start Provided information

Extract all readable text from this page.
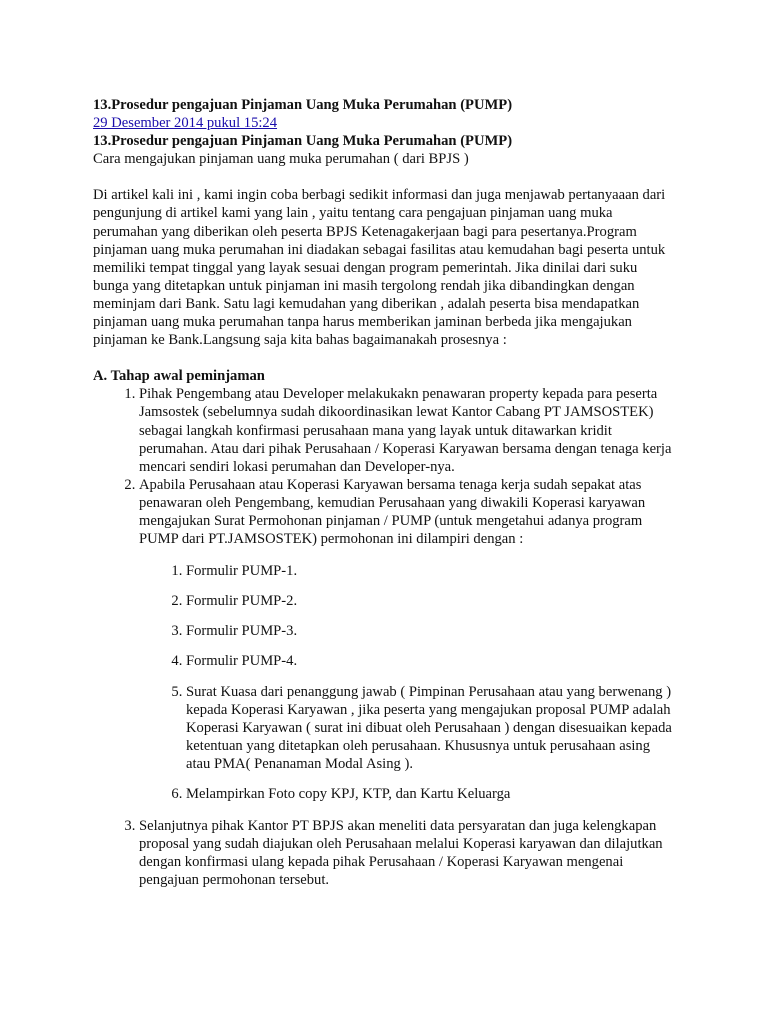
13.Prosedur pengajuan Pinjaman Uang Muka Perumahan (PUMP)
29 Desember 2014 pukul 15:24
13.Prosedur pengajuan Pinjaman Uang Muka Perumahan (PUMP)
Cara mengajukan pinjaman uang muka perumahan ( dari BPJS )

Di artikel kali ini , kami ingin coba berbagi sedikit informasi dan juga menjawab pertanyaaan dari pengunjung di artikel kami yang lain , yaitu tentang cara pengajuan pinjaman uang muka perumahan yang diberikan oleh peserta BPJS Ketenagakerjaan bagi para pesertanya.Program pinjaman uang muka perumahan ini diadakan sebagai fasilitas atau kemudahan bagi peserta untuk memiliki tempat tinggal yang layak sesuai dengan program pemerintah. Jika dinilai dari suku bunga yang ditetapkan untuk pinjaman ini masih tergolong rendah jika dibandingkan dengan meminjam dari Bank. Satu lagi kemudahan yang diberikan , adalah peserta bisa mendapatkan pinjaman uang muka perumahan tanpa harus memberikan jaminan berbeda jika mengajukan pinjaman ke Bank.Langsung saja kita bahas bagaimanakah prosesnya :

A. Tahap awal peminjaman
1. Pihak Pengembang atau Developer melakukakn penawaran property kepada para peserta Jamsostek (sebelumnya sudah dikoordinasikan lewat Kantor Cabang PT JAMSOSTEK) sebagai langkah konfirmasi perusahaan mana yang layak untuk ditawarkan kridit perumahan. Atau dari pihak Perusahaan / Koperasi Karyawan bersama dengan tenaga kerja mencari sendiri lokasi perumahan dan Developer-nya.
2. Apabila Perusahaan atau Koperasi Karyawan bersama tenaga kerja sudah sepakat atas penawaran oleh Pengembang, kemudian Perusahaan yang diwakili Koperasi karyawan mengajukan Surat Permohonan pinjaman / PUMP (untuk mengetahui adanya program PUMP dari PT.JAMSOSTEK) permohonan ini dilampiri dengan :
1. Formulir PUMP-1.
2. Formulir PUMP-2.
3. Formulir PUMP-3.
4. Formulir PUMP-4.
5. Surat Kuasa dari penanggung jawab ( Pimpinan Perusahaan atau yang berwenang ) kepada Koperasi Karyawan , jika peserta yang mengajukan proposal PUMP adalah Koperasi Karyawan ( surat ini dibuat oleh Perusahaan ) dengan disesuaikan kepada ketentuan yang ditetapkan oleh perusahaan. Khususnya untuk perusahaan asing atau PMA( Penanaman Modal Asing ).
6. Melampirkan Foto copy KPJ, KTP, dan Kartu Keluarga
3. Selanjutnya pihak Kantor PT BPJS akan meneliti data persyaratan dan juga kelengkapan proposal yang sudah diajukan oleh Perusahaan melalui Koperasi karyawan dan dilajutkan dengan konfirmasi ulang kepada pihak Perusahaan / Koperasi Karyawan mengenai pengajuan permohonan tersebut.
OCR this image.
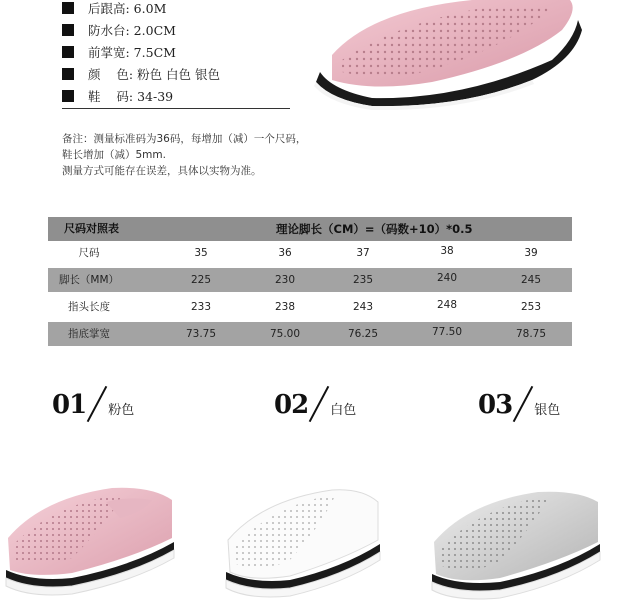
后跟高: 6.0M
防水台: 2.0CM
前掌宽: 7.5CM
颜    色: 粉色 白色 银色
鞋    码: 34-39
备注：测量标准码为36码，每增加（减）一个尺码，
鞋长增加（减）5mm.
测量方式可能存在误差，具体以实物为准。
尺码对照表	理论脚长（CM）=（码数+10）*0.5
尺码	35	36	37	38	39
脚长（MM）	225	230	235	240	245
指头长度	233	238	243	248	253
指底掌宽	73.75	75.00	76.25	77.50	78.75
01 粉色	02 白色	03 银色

end Provided information

What you should do: Give back each entry exactly as it appears, with no pictures.

Written response:
Extract all readable text from this page.
13.Prosedur pengajuan Pinjaman Uang Muka Perumahan (PUMP)
29 Desember 2014 pukul 15:24
13.Prosedur pengajuan Pinjaman Uang Muka Perumahan (PUMP)
Cara mengajukan pinjaman uang muka perumahan ( dari BPJS )

Di artikel kali ini , kami ingin coba berbagi sedikit informasi dan juga menjawab pertanyaaan dari pengunjung di artikel kami yang lain , yaitu tentang cara pengajuan pinjaman uang muka perumahan yang diberikan oleh peserta BPJS Ketenagakerjaan bagi para pesertanya.Program pinjaman uang muka perumahan ini diadakan sebagai fasilitas atau kemudahan bagi peserta untuk memiliki tempat tinggal yang layak sesuai dengan program pemerintah. Jika dinilai dari suku bunga yang ditetapkan untuk pinjaman ini masih tergolong rendah jika dibandingkan dengan meminjam dari Bank. Satu lagi kemudahan yang diberikan , adalah peserta bisa mendapatkan pinjaman uang muka perumahan tanpa harus memberikan jaminan berbeda jika mengajukan pinjaman ke Bank.Langsung saja kita bahas bagaimanakah prosesnya :

A. Tahap awal peminjaman
1. Pihak Pengembang atau Developer melakukakn penawaran property kepada para peserta Jamsostek (sebelumnya sudah dikoordinasikan lewat Kantor Cabang PT JAMSOSTEK) sebagai langkah konfirmasi perusahaan mana yang layak untuk ditawarkan kridit perumahan. Atau dari pihak Perusahaan / Koperasi Karyawan bersama dengan tenaga kerja mencari sendiri lokasi perumahan dan Developer-nya.
2. Apabila Perusahaan atau Koperasi Karyawan bersama tenaga kerja sudah sepakat atas penawaran oleh Pengembang, kemudian Perusahaan yang diwakili Koperasi karyawan mengajukan Surat Permohonan pinjaman / PUMP (untuk mengetahui adanya program PUMP dari PT.JAMSOSTEK) permohonan ini dilampiri dengan :
1. Formulir PUMP-1.
2. Formulir PUMP-2.
3. Formulir PUMP-3.
4. Formulir PUMP-4.
5. Surat Kuasa dari penanggung jawab ( Pimpinan Perusahaan atau yang berwenang ) kepada Koperasi Karyawan , jika peserta yang mengajukan proposal PUMP adalah Koperasi Karyawan ( surat ini dibuat oleh Perusahaan ) dengan disesuaikan kepada ketentuan yang ditetapkan oleh perusahaan. Khususnya untuk perusahaan asing atau PMA( Penanaman Modal Asing ).
6. Melampirkan Foto copy KPJ, KTP, dan Kartu Keluarga
3. Selanjutnya pihak Kantor PT BPJS akan meneliti data persyaratan dan juga kelengkapan proposal yang sudah diajukan oleh Perusahaan melalui Koperasi karyawan dan dilajutkan dengan konfirmasi ulang kepada pihak Perusahaan / Koperasi Karyawan mengenai pengajuan permohonan tersebut.
OCR this image.
后跟高: 6.0M
防水台: 2.0CM
前掌宽: 7.5CM
颜    色: 粉色 白色 银色
鞋    码: 34-39
备注：测量标准码为36码，每增加（减）一个尺码，
鞋长增加（减）5mm.
测量方式可能存在误差，具体以实物为准。
尺码对照表	理论脚长（CM）=（码数+10）*0.5
尺码	35	36	37	38	39
脚长（MM）	225	230	235	240	245
指头长度	233	238	243	248	253
指底掌宽	73.75	75.00	76.25	77.50	78.75
01 粉色	02 白色	03 银色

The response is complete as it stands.